**Provided material:**
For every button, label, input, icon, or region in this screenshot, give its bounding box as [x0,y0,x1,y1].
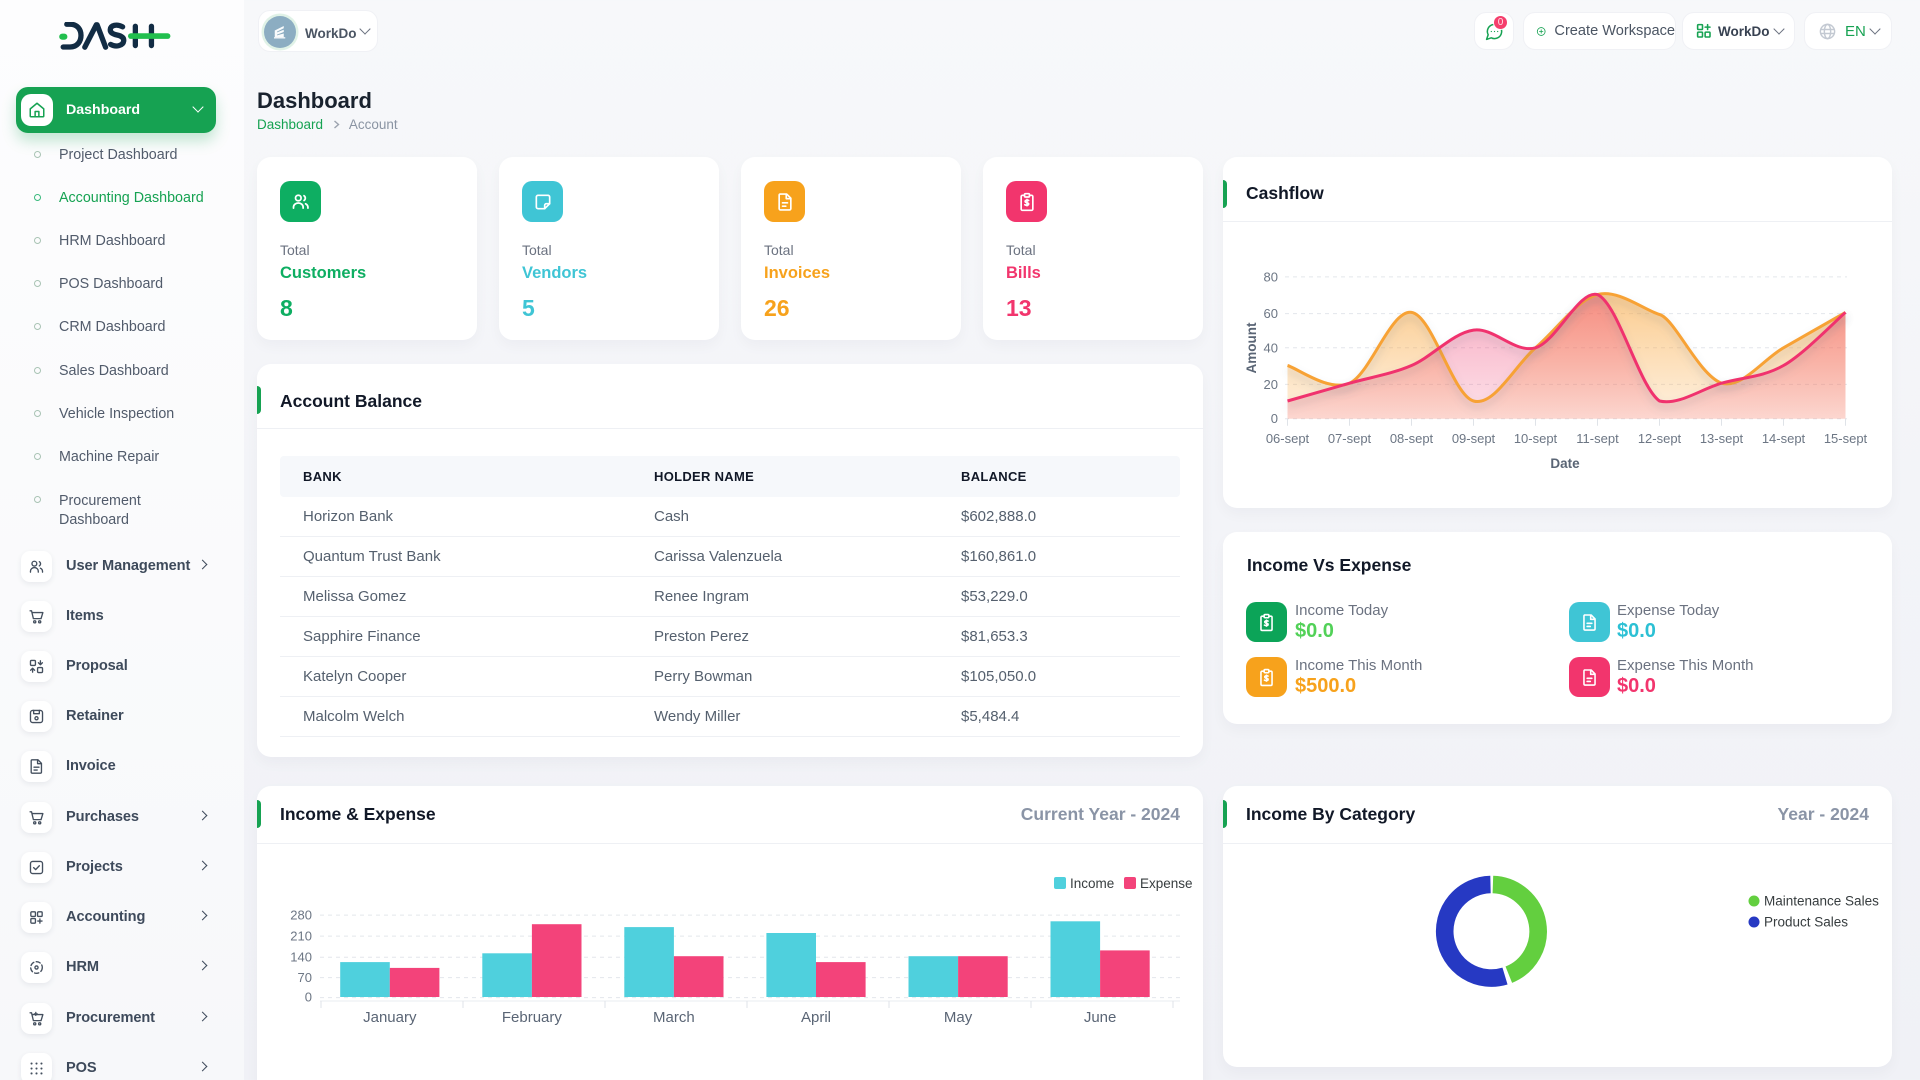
svg-text:280: 280 [290,908,312,923]
svg-text:40: 40 [1264,340,1278,355]
svg-text:07-sept: 07-sept [1328,431,1372,446]
svg-text:10-sept: 10-sept [1514,431,1558,446]
svg-text:March: March [653,1009,695,1026]
svg-text:08-sept: 08-sept [1390,431,1434,446]
svg-text:09-sept: 09-sept [1452,431,1496,446]
svg-text:14-sept: 14-sept [1762,431,1806,446]
svg-text:80: 80 [1264,269,1278,284]
svg-text:Product Sales: Product Sales [1764,915,1848,930]
svg-text:Expense: Expense [1140,876,1193,891]
svg-text:60: 60 [1264,306,1278,321]
svg-text:May: May [944,1009,973,1026]
svg-text:140: 140 [290,950,312,965]
svg-text:Maintenance Sales: Maintenance Sales [1764,894,1879,909]
svg-text:Income: Income [1070,876,1114,891]
svg-text:Amount: Amount [1244,322,1259,373]
svg-text:Date: Date [1550,456,1580,471]
svg-text:70: 70 [298,970,312,985]
svg-text:0: 0 [305,990,312,1005]
svg-text:11-sept: 11-sept [1576,431,1619,446]
svg-text:06-sept: 06-sept [1266,431,1310,446]
svg-text:February: February [502,1009,563,1026]
svg-text:210: 210 [290,929,312,944]
svg-text:13-sept: 13-sept [1700,431,1744,446]
svg-text:15-sept: 15-sept [1824,431,1868,446]
svg-text:April: April [801,1009,831,1026]
svg-text:January: January [363,1009,417,1026]
svg-text:June: June [1084,1009,1117,1026]
svg-text:12-sept: 12-sept [1638,431,1682,446]
svg-text:0: 0 [1271,411,1278,426]
svg-text:20: 20 [1264,377,1278,392]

**Objective:** Reproduce every line of the records above verbatim, omitting the pictures from your answer.

**Task solution:**
For every button, label, input, icon, or region in this screenshot, give its bounding box as [x0,y0,x1,y1].
svg-text:280: 280 [290,908,312,923]
svg-text:40: 40 [1264,340,1278,355]
svg-text:07-sept: 07-sept [1328,431,1372,446]
svg-text:10-sept: 10-sept [1514,431,1558,446]
svg-text:March: March [653,1009,695,1026]
svg-text:08-sept: 08-sept [1390,431,1434,446]
svg-text:09-sept: 09-sept [1452,431,1496,446]
svg-text:14-sept: 14-sept [1762,431,1806,446]
svg-text:80: 80 [1264,269,1278,284]
svg-text:Product Sales: Product Sales [1764,915,1848,930]
svg-text:Expense: Expense [1140,876,1193,891]
svg-text:60: 60 [1264,306,1278,321]
svg-text:May: May [944,1009,973,1026]
svg-text:140: 140 [290,950,312,965]
svg-text:Maintenance Sales: Maintenance Sales [1764,894,1879,909]
svg-text:Income: Income [1070,876,1114,891]
svg-text:Amount: Amount [1244,322,1259,373]
svg-text:Date: Date [1550,456,1580,471]
svg-text:70: 70 [298,970,312,985]
svg-text:0: 0 [305,990,312,1005]
svg-text:11-sept: 11-sept [1576,431,1619,446]
svg-text:06-sept: 06-sept [1266,431,1310,446]
svg-text:February: February [502,1009,563,1026]
svg-text:210: 210 [290,929,312,944]
svg-text:13-sept: 13-sept [1700,431,1744,446]
svg-text:15-sept: 15-sept [1824,431,1868,446]
svg-text:April: April [801,1009,831,1026]
svg-text:January: January [363,1009,417,1026]
svg-text:June: June [1084,1009,1117,1026]
svg-text:12-sept: 12-sept [1638,431,1682,446]
svg-text:0: 0 [1271,411,1278,426]
svg-text:20: 20 [1264,377,1278,392]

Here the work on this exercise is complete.